↓↓↓
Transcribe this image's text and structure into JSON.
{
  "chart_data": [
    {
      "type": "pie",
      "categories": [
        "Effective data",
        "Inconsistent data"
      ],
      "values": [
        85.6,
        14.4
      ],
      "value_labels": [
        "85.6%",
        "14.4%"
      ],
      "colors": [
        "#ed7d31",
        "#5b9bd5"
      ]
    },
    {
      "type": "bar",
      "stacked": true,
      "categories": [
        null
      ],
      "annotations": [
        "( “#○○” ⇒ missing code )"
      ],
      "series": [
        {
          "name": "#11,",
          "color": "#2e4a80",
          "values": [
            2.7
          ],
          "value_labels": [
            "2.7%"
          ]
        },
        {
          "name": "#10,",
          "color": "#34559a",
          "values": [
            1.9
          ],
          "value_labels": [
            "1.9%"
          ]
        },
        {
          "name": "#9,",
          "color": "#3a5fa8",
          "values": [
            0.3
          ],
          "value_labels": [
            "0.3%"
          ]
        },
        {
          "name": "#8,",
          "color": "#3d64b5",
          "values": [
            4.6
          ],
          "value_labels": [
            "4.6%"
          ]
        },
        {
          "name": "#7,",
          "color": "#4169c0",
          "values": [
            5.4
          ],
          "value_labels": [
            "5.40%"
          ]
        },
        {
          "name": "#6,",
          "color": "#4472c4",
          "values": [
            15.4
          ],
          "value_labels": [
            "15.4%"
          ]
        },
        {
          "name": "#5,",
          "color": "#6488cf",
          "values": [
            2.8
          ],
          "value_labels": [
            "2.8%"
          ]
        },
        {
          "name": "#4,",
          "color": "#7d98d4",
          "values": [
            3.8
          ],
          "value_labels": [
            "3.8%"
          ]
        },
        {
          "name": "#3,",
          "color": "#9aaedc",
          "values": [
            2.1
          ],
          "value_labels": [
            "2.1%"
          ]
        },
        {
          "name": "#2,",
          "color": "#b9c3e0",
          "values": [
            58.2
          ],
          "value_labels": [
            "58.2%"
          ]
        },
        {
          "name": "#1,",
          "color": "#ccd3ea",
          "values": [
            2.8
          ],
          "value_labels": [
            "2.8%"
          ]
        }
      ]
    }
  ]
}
↑↑↑
* **Exercise details**
Restate the whole of the material exactly.

* **Answer to the exercise**
Transcribe this image's text and structure into JSON.
{
  "chart_data": [
    {
      "type": "pie",
      "categories": [
        "Effective data",
        "Inconsistent data"
      ],
      "values": [
        85.6,
        14.4
      ],
      "value_labels": [
        "85.6%",
        "14.4%"
      ],
      "colors": [
        "#ed7d31",
        "#5b9bd5"
      ]
    },
    {
      "type": "bar",
      "stacked": true,
      "categories": [
        null
      ],
      "annotations": [
        "( “#○○” ⇒ missing code )"
      ],
      "series": [
        {
          "name": "#11,",
          "color": "#2e4a80",
          "values": [
            2.7
          ],
          "value_labels": [
            "2.7%"
          ]
        },
        {
          "name": "#10,",
          "color": "#34559a",
          "values": [
            1.9
          ],
          "value_labels": [
            "1.9%"
          ]
        },
        {
          "name": "#9,",
          "color": "#3a5fa8",
          "values": [
            0.3
          ],
          "value_labels": [
            "0.3%"
          ]
        },
        {
          "name": "#8,",
          "color": "#3d64b5",
          "values": [
            4.6
          ],
          "value_labels": [
            "4.6%"
          ]
        },
        {
          "name": "#7,",
          "color": "#4169c0",
          "values": [
            5.4
          ],
          "value_labels": [
            "5.40%"
          ]
        },
        {
          "name": "#6,",
          "color": "#4472c4",
          "values": [
            15.4
          ],
          "value_labels": [
            "15.4%"
          ]
        },
        {
          "name": "#5,",
          "color": "#6488cf",
          "values": [
            2.8
          ],
          "value_labels": [
            "2.8%"
          ]
        },
        {
          "name": "#4,",
          "color": "#7d98d4",
          "values": [
            3.8
          ],
          "value_labels": [
            "3.8%"
          ]
        },
        {
          "name": "#3,",
          "color": "#9aaedc",
          "values": [
            2.1
          ],
          "value_labels": [
            "2.1%"
          ]
        },
        {
          "name": "#2,",
          "color": "#b9c3e0",
          "values": [
            58.2
          ],
          "value_labels": [
            "58.2%"
          ]
        },
        {
          "name": "#1,",
          "color": "#ccd3ea",
          "values": [
            2.8
          ],
          "value_labels": [
            "2.8%"
          ]
        }
      ]
    }
  ]
}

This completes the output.